• LISTING:
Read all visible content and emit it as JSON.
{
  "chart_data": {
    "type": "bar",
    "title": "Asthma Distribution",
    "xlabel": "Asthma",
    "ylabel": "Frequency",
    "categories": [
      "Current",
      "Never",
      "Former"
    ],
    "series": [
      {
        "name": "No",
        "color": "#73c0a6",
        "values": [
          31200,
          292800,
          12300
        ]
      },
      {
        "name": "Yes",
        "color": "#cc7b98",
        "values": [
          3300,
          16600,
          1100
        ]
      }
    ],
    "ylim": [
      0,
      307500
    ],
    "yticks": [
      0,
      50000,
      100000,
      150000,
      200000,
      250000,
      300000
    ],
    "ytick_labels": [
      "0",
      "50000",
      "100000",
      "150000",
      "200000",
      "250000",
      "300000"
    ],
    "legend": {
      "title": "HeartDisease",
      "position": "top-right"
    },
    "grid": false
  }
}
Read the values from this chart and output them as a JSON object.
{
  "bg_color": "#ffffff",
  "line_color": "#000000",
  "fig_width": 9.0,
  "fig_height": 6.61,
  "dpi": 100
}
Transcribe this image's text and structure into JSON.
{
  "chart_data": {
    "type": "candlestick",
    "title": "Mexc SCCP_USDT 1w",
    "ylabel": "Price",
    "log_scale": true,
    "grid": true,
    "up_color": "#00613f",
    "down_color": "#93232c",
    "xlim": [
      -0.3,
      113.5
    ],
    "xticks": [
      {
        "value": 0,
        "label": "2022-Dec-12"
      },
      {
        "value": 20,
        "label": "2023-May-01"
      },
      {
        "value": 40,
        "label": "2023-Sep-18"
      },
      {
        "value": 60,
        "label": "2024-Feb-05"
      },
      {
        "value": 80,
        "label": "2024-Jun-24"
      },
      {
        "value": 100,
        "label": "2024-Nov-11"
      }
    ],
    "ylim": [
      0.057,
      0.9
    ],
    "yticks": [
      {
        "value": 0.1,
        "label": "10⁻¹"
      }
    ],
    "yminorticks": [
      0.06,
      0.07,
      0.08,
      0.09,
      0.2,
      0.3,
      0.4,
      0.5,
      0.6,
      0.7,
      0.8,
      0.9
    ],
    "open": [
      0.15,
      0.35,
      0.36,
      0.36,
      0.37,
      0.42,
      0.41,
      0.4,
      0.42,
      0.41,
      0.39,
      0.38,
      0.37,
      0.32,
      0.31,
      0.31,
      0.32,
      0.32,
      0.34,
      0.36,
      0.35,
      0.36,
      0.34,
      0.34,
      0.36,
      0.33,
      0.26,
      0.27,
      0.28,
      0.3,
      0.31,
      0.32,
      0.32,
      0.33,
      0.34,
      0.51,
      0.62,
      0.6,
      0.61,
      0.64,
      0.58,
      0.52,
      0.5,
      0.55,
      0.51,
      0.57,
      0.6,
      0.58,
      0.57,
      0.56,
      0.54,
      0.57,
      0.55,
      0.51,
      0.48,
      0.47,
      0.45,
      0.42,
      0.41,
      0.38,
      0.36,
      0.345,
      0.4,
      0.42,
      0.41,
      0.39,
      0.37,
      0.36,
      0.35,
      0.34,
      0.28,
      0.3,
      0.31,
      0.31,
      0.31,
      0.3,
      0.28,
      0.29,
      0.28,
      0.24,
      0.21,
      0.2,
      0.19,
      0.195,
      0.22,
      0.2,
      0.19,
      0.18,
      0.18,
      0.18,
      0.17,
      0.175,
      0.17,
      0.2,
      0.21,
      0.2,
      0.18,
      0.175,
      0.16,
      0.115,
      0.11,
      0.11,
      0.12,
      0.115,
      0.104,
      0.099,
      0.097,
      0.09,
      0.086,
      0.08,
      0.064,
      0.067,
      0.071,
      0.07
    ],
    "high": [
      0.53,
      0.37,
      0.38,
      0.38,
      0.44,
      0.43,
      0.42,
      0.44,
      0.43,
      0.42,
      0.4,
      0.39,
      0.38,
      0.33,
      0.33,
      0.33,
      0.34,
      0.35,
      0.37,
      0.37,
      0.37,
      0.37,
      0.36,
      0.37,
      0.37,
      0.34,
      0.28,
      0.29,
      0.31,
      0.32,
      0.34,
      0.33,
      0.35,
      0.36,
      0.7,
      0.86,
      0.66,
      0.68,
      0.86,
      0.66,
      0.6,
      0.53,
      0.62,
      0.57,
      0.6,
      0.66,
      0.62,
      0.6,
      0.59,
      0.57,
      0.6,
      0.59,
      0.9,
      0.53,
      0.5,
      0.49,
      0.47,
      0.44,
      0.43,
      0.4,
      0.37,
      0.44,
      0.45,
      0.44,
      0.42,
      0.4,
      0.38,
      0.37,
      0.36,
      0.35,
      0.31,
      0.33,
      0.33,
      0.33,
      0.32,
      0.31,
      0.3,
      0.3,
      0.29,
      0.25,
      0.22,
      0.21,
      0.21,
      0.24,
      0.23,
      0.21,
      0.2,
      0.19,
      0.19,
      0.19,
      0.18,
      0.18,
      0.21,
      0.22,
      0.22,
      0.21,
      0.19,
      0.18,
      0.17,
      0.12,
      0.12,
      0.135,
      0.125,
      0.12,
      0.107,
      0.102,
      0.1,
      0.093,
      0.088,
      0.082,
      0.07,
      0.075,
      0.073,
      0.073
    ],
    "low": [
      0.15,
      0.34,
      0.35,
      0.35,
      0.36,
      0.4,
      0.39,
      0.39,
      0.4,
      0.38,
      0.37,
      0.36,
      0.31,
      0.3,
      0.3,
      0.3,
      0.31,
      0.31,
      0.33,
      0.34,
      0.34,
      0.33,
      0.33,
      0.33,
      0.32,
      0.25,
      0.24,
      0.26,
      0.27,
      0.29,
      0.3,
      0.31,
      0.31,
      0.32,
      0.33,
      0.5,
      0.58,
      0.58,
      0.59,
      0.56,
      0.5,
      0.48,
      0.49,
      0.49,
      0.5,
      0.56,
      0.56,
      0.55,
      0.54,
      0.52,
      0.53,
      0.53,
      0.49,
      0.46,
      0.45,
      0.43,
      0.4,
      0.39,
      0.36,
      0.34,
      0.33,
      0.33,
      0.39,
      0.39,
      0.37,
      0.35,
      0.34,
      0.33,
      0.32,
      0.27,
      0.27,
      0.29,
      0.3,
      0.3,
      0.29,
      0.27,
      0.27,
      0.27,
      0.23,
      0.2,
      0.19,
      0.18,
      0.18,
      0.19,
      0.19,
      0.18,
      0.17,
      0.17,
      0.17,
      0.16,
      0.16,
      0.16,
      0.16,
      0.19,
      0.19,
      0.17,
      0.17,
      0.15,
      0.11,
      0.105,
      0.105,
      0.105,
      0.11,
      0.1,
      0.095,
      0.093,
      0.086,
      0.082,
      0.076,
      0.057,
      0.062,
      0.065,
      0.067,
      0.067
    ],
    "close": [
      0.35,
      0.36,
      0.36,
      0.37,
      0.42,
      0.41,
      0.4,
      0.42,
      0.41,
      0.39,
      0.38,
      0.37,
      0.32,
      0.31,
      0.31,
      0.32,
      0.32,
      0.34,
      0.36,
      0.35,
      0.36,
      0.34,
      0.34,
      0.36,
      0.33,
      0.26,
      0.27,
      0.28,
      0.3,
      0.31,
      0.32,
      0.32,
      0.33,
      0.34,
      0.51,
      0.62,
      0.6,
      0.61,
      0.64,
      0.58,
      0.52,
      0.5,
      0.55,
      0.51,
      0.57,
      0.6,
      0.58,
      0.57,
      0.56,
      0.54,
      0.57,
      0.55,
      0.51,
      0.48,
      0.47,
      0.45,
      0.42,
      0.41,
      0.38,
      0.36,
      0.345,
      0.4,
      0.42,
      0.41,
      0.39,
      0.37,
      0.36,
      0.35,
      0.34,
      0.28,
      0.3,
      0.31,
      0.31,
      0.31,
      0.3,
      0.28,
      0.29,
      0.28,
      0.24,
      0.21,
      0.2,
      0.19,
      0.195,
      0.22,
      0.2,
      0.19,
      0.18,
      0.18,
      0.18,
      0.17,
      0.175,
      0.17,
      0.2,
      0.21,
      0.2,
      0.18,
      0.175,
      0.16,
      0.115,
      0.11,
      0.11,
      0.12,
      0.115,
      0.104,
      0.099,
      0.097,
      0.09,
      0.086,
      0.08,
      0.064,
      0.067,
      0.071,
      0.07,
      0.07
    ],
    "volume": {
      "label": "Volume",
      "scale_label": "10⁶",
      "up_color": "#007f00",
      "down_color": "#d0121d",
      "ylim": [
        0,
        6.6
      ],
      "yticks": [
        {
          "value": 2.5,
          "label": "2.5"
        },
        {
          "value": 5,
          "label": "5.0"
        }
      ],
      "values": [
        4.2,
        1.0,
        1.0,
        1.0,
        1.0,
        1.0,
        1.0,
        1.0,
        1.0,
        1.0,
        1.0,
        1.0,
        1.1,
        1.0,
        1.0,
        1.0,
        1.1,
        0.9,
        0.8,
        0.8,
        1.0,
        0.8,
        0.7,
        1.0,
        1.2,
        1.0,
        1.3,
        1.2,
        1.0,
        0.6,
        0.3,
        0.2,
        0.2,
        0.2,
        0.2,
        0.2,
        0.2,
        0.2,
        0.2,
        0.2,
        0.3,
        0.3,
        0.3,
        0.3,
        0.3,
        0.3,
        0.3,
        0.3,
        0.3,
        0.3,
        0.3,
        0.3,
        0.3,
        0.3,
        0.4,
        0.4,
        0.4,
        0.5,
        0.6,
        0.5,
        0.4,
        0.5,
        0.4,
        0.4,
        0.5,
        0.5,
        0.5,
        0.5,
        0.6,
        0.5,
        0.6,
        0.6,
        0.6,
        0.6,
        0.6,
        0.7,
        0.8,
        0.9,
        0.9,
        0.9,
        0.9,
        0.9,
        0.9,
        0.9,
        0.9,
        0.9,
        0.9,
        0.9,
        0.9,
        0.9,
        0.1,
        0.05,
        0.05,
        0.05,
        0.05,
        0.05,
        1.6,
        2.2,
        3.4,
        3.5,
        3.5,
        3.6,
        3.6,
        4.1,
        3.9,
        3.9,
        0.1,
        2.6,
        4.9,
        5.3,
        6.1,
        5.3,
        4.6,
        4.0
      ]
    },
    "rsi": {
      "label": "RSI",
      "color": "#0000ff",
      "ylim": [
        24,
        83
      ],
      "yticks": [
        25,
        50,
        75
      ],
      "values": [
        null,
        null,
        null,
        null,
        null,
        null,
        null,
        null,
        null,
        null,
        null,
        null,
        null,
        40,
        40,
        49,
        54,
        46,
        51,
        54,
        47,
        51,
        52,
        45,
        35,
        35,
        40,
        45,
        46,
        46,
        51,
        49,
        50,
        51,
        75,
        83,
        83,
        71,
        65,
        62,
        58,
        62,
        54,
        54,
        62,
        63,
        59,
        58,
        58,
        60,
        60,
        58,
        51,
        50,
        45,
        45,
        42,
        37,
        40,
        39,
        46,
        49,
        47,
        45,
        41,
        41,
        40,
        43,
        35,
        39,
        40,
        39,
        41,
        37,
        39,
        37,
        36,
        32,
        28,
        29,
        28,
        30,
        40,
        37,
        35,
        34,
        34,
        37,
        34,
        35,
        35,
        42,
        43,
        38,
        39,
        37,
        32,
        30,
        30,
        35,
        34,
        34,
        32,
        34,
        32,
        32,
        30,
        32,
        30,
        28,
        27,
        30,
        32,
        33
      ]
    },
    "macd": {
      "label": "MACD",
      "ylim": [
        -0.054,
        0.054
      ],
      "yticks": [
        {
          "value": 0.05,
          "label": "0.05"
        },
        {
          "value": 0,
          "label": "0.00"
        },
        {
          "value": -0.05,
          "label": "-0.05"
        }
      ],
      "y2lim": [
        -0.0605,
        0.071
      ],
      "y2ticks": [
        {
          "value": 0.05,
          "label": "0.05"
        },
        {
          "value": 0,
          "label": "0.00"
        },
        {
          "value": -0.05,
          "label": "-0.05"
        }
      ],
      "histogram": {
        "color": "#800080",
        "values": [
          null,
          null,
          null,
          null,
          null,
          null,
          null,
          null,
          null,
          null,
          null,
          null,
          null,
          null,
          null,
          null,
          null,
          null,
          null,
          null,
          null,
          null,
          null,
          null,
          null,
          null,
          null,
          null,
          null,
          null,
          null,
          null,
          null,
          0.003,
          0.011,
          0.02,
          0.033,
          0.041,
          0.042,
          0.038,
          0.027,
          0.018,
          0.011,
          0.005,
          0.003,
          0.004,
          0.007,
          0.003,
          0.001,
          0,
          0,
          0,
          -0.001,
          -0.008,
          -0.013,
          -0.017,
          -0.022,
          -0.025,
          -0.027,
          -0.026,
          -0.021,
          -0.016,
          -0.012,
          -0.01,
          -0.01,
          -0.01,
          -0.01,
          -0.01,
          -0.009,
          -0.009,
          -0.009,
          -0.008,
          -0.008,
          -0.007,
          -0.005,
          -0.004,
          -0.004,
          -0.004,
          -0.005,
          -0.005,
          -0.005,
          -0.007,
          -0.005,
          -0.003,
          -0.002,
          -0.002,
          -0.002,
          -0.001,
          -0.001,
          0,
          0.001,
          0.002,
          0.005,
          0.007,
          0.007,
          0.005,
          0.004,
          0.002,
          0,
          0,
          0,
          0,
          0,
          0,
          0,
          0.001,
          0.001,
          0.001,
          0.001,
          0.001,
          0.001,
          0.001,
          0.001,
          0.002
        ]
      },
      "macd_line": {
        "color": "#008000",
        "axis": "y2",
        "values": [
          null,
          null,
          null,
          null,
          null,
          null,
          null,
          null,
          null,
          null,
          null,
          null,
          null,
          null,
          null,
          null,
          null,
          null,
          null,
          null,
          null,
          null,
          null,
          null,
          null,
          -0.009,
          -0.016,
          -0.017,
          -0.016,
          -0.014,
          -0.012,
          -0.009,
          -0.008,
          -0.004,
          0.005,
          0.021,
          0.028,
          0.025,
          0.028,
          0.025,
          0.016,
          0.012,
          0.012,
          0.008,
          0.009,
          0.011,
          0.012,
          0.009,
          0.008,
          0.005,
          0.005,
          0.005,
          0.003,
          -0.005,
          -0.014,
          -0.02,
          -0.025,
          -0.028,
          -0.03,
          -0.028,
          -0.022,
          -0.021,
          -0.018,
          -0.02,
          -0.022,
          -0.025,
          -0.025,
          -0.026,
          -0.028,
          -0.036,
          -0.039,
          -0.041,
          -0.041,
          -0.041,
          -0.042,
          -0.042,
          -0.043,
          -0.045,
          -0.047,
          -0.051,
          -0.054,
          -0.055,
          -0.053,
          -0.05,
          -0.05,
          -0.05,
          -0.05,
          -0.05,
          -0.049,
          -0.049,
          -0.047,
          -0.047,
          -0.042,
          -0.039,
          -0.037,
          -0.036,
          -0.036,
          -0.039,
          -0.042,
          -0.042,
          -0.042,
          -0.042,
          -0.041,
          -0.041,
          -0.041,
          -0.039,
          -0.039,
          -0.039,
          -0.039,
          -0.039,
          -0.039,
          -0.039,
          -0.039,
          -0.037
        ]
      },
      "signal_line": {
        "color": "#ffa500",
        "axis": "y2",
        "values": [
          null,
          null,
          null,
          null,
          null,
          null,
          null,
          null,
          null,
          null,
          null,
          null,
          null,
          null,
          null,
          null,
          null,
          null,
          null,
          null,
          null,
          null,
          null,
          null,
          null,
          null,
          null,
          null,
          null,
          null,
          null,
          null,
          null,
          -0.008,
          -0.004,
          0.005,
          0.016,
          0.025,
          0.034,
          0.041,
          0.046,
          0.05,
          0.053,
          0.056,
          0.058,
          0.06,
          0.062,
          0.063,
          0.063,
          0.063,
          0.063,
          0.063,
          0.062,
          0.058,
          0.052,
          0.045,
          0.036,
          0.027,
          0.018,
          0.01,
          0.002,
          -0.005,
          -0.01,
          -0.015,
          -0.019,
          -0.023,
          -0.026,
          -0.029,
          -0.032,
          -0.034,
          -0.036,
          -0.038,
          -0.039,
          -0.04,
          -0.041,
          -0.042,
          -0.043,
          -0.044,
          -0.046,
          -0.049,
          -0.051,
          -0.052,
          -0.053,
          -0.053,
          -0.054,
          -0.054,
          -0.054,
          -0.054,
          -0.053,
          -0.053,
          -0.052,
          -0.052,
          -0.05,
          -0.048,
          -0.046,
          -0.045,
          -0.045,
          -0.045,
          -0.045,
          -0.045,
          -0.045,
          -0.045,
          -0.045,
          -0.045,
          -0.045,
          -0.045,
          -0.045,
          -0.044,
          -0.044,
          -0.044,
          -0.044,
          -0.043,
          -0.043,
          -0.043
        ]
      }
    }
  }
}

• WORK INSTRUCTIONS:
Give every line of the material that includes the string "Asthma".

• TASK RESPONSE:
    "title": "Asthma Distribution",
    "xlabel": "Asthma",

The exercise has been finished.